───── SOURCE DATA ─────
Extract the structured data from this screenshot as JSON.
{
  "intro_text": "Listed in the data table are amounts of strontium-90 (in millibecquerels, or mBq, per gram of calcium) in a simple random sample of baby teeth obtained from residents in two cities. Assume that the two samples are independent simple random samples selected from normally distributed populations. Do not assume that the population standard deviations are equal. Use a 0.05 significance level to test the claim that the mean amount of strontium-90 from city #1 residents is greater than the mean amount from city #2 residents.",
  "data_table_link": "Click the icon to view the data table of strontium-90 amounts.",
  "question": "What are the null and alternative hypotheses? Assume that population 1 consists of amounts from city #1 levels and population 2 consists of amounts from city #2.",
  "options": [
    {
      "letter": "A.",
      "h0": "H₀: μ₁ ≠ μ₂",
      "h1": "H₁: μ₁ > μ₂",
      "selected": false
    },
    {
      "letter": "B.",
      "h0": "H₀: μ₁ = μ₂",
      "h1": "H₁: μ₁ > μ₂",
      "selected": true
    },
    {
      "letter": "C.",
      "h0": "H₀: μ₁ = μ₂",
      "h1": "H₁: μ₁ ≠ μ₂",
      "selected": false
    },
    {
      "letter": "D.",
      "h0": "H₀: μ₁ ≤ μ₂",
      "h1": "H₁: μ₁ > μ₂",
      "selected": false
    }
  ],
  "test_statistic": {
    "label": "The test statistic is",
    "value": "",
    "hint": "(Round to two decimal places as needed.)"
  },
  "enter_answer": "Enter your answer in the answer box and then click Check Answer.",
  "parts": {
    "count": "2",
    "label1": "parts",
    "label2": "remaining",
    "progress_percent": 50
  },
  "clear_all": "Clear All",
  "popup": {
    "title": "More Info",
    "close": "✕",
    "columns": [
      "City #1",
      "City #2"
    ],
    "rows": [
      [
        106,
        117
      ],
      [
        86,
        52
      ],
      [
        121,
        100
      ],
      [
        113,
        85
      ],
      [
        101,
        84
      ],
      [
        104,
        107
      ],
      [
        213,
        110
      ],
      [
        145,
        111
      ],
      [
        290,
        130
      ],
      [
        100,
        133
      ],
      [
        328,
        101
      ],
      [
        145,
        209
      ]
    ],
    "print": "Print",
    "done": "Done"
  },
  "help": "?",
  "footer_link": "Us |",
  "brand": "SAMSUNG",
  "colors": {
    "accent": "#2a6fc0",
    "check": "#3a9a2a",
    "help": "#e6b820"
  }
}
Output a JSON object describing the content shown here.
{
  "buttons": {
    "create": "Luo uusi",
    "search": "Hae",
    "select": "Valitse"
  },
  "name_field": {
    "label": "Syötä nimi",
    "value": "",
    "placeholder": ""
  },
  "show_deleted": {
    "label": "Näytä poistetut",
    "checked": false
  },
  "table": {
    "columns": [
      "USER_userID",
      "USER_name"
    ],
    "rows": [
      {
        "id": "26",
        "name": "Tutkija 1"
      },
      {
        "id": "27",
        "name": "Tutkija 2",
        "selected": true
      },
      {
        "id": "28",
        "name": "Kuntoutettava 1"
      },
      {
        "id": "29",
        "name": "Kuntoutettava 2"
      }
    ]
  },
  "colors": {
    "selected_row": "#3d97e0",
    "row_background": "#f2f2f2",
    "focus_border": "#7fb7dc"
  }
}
─────
WORK INSTRUCTIONS
State how many lines of the records above contain the word "JSON", giving only that number.

OUTPUT BELOW
2